» Exercise goal: In the listing below, identify each line with the word "Salpeter" and return those lines.

» Material provided:

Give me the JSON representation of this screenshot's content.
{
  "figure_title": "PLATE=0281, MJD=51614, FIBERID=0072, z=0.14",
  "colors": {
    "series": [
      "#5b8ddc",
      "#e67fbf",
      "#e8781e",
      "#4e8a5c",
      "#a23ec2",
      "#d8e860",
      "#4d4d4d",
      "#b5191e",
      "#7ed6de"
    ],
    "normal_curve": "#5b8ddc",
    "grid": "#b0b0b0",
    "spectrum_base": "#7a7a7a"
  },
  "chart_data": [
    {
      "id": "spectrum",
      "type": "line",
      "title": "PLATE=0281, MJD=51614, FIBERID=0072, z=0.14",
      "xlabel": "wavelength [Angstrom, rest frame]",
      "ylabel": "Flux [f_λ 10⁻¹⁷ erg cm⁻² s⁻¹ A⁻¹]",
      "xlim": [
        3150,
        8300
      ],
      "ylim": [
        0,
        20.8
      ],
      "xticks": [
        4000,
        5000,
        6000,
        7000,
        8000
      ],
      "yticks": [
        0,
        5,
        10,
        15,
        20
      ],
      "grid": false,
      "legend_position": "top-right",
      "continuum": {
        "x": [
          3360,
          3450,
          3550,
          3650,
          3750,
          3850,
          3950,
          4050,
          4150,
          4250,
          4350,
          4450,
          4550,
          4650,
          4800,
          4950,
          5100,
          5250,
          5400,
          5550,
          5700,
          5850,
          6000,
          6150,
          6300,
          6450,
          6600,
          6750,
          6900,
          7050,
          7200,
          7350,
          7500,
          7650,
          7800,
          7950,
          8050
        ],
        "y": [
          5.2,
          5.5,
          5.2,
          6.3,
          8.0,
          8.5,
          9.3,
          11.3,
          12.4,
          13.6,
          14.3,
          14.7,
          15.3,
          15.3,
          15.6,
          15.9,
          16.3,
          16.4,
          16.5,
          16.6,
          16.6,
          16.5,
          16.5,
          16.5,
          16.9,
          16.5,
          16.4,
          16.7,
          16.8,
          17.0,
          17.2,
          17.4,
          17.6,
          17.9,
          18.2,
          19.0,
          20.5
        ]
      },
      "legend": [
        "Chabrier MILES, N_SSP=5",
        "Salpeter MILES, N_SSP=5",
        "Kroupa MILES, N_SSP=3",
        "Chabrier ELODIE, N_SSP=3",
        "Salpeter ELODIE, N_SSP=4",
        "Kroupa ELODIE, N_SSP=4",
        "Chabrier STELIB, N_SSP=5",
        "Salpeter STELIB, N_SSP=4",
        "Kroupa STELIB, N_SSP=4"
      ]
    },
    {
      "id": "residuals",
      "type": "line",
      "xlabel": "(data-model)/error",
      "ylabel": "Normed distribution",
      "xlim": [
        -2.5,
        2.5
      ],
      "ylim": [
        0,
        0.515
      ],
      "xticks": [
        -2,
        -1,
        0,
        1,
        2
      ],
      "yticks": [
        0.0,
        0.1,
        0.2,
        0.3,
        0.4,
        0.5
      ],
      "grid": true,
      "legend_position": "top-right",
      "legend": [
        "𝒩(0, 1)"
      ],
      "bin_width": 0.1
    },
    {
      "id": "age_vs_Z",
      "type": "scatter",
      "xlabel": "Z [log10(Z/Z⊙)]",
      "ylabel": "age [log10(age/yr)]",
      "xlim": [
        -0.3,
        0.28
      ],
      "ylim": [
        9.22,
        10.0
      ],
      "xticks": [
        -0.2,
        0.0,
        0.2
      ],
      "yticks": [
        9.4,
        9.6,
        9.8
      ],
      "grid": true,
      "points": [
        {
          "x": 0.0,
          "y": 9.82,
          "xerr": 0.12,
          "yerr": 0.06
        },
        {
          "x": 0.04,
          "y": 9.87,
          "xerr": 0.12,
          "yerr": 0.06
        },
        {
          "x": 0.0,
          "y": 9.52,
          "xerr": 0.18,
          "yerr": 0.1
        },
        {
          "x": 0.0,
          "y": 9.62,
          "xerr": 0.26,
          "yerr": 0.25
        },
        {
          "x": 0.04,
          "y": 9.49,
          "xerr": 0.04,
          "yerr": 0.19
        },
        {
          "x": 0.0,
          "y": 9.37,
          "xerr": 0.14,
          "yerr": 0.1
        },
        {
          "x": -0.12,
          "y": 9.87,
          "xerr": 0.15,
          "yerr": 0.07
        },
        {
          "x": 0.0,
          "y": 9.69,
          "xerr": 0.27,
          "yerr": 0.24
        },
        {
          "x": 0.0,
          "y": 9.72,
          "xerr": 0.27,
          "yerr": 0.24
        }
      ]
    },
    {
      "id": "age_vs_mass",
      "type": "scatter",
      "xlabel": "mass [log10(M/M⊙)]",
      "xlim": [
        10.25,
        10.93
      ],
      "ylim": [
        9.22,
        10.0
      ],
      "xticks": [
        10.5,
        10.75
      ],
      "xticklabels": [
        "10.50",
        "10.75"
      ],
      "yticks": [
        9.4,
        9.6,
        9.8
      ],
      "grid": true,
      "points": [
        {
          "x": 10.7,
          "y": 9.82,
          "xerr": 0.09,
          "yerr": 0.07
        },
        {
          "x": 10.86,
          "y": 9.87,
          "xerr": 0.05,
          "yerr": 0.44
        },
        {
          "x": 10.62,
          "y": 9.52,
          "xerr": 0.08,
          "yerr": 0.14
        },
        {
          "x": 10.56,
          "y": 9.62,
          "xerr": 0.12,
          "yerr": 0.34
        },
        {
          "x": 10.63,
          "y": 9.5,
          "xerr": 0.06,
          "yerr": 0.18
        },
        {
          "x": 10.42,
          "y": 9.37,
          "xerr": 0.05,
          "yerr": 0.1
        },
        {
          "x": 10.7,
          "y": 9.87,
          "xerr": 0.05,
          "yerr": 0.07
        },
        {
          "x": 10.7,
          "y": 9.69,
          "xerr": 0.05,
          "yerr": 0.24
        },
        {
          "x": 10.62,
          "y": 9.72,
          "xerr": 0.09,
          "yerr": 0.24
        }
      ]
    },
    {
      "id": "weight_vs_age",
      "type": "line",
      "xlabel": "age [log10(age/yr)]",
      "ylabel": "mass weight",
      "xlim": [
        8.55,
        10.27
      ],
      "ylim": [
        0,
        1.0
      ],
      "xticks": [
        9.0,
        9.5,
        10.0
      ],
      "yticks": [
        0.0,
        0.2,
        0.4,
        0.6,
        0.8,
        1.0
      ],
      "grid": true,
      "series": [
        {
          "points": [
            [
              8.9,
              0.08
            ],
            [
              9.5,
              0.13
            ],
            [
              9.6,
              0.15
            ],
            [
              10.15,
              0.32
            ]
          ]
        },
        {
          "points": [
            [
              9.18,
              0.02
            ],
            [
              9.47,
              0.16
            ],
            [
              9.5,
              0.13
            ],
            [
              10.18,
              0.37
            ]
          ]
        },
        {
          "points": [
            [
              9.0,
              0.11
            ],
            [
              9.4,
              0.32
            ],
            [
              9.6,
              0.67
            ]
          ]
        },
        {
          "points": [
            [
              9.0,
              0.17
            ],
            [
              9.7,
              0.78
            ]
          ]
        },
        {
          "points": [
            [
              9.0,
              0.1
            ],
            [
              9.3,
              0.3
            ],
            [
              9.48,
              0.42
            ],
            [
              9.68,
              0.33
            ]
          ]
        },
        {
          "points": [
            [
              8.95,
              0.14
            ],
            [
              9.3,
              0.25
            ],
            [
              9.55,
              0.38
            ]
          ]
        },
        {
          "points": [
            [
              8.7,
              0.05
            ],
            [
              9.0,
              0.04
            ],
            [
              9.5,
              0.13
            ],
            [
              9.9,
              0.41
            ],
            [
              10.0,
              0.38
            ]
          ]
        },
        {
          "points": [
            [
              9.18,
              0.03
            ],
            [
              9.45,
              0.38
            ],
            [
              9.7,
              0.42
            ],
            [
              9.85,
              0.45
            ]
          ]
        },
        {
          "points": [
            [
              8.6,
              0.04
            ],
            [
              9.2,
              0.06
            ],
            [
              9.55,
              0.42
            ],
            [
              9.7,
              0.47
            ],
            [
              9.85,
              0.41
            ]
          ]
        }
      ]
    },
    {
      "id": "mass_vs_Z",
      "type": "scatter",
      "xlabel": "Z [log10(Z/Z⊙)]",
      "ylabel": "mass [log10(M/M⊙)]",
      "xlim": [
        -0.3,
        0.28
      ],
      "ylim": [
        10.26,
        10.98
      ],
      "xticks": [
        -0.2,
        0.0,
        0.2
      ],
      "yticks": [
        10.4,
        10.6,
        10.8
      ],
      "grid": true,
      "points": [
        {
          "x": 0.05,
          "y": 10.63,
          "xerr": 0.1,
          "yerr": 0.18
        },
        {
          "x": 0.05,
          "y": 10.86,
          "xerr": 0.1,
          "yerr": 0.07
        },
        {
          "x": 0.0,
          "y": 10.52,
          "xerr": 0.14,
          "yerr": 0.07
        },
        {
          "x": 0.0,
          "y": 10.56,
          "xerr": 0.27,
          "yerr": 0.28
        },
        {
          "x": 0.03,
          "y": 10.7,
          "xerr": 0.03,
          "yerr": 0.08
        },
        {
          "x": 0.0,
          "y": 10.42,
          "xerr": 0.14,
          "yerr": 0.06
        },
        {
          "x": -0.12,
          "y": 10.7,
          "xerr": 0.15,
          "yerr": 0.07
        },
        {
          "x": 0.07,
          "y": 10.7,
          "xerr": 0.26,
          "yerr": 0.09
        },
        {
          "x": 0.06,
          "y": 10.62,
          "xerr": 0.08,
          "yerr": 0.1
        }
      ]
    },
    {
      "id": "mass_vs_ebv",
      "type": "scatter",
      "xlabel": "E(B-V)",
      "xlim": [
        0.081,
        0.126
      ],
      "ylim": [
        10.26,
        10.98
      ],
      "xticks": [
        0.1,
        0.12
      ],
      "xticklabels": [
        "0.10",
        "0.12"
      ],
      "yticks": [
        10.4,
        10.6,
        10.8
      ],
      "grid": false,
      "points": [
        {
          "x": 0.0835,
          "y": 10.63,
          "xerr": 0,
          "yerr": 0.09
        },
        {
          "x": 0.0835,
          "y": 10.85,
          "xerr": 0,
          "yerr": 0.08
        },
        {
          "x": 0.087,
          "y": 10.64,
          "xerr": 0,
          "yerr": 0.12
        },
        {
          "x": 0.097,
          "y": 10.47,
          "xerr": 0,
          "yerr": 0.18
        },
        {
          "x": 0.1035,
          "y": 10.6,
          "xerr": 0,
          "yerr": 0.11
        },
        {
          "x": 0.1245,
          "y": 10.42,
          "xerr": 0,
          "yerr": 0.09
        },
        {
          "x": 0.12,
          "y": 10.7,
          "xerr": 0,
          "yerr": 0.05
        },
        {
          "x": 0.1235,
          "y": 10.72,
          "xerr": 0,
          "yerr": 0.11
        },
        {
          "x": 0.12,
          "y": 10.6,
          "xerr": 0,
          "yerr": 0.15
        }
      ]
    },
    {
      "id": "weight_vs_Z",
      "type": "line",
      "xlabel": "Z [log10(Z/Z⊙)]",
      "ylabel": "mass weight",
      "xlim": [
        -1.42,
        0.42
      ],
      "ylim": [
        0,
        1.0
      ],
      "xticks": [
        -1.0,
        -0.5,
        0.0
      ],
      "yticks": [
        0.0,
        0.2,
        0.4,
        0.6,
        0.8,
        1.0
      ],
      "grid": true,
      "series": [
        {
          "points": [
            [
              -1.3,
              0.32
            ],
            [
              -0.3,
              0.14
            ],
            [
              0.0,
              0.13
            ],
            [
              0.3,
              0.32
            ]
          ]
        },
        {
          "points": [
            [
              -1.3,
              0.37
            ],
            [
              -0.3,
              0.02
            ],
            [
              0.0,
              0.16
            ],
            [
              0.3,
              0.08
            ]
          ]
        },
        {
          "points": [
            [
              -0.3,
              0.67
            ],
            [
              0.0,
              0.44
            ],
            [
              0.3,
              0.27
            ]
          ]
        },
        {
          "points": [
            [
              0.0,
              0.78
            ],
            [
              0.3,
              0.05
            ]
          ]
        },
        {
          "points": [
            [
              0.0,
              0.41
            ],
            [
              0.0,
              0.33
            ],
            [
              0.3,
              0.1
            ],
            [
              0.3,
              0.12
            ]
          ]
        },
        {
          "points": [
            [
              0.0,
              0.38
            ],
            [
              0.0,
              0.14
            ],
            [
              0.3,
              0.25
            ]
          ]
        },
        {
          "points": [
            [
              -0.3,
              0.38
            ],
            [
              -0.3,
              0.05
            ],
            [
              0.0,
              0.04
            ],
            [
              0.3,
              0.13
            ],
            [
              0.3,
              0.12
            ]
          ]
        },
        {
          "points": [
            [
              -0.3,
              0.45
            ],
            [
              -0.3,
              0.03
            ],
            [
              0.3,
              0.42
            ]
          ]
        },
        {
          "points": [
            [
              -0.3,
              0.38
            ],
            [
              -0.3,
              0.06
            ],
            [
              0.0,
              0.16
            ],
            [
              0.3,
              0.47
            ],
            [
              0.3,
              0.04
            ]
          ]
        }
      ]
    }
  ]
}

» Response to this task:
        "Salpeter MILES, N_SSP=5",
        "Salpeter ELODIE, N_SSP=4",
        "Salpeter STELIB, N_SSP=4",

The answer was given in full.